§ WHAT IS EXPECTED
Wherever the string "name" appears, copy the whole line.

§ Data entries for graphics
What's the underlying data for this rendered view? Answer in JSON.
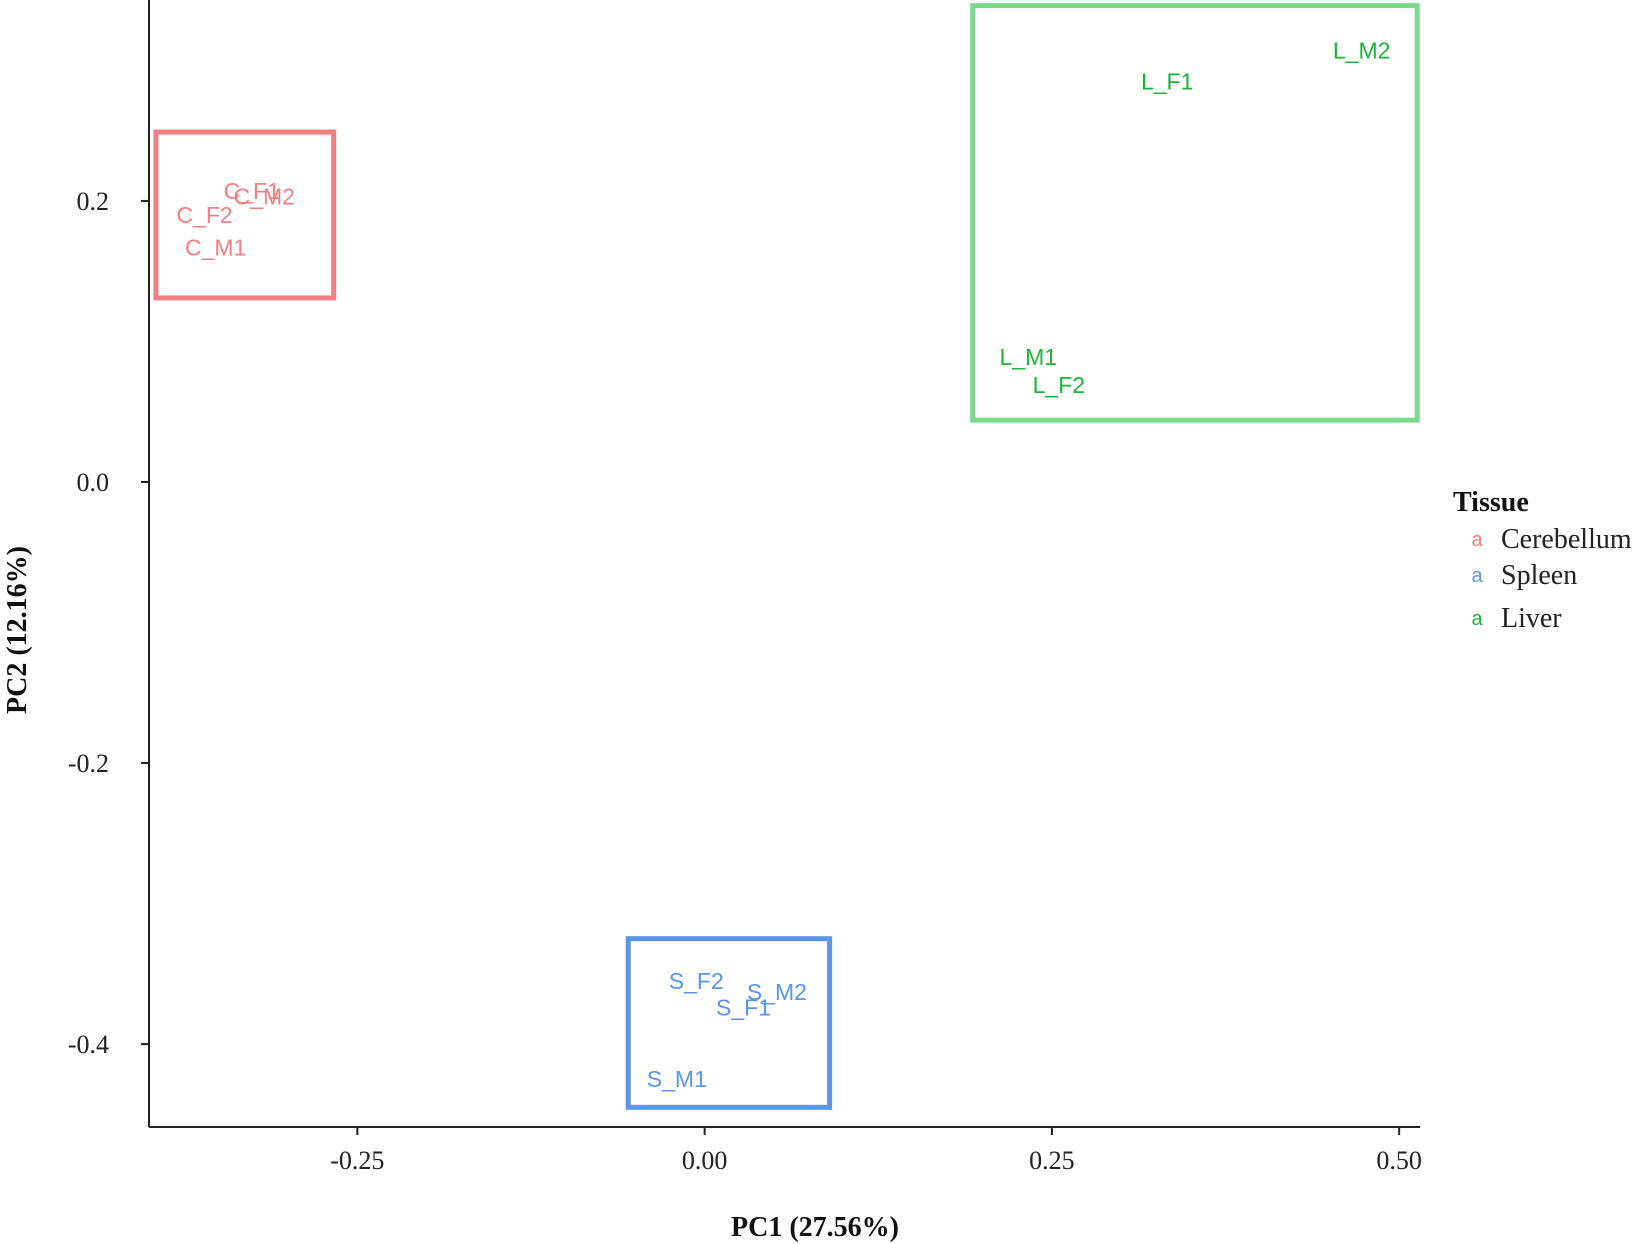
{
  "chart_data": {
    "type": "scatter",
    "xlabel": "PC1 (27.56%)",
    "ylabel": "PC2 (12.16%)",
    "xlim": [
      -0.4,
      0.515
    ],
    "ylim": [
      -0.459,
      0.343
    ],
    "x_ticks": [
      {
        "value": -0.25,
        "label": "-0.25"
      },
      {
        "value": 0.0,
        "label": "0.00"
      },
      {
        "value": 0.25,
        "label": "0.25"
      },
      {
        "value": 0.5,
        "label": "0.50"
      }
    ],
    "y_ticks": [
      {
        "value": 0.2,
        "label": "0.2"
      },
      {
        "value": 0.0,
        "label": "0.0"
      },
      {
        "value": -0.2,
        "label": "-0.2"
      },
      {
        "value": -0.4,
        "label": "-0.4"
      }
    ],
    "grid": false,
    "legend": {
      "title": "Tissue",
      "placement": "right",
      "key_glyph": "a"
    },
    "series": [
      {
        "name": "Cerebellum",
        "color": "#F08080",
        "box": {
          "x": [
            -0.395,
            -0.267
          ],
          "y": [
            0.131,
            0.249
          ]
        },
        "points": [
          {
            "label": "C_F1",
            "x": -0.326,
            "y": 0.207
          },
          {
            "label": "C_M2",
            "x": -0.317,
            "y": 0.203
          },
          {
            "label": "C_F2",
            "x": -0.36,
            "y": 0.19
          },
          {
            "label": "C_M1",
            "x": -0.352,
            "y": 0.167
          }
        ]
      },
      {
        "name": "Spleen",
        "color": "#5B95E8",
        "box": {
          "x": [
            -0.055,
            0.09
          ],
          "y": [
            -0.445,
            -0.325
          ]
        },
        "points": [
          {
            "label": "S_F2",
            "x": -0.006,
            "y": -0.355
          },
          {
            "label": "S_M2",
            "x": 0.052,
            "y": -0.363
          },
          {
            "label": "S_F1",
            "x": 0.028,
            "y": -0.374
          },
          {
            "label": "S_M1",
            "x": -0.02,
            "y": -0.425
          }
        ]
      },
      {
        "name": "Liver",
        "color": "#1BB33A",
        "box_color": "#7CD98C",
        "box": {
          "x": [
            0.193,
            0.513
          ],
          "y": [
            0.044,
            0.339
          ]
        },
        "points": [
          {
            "label": "L_M2",
            "x": 0.473,
            "y": 0.307
          },
          {
            "label": "L_F1",
            "x": 0.333,
            "y": 0.285
          },
          {
            "label": "L_M1",
            "x": 0.233,
            "y": 0.089
          },
          {
            "label": "L_F2",
            "x": 0.255,
            "y": 0.069
          }
        ]
      }
    ]
  }
}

§ FINAL ANSWER
        "name": "Cerebellum",
        "name": "Spleen",
        "name": "Liver",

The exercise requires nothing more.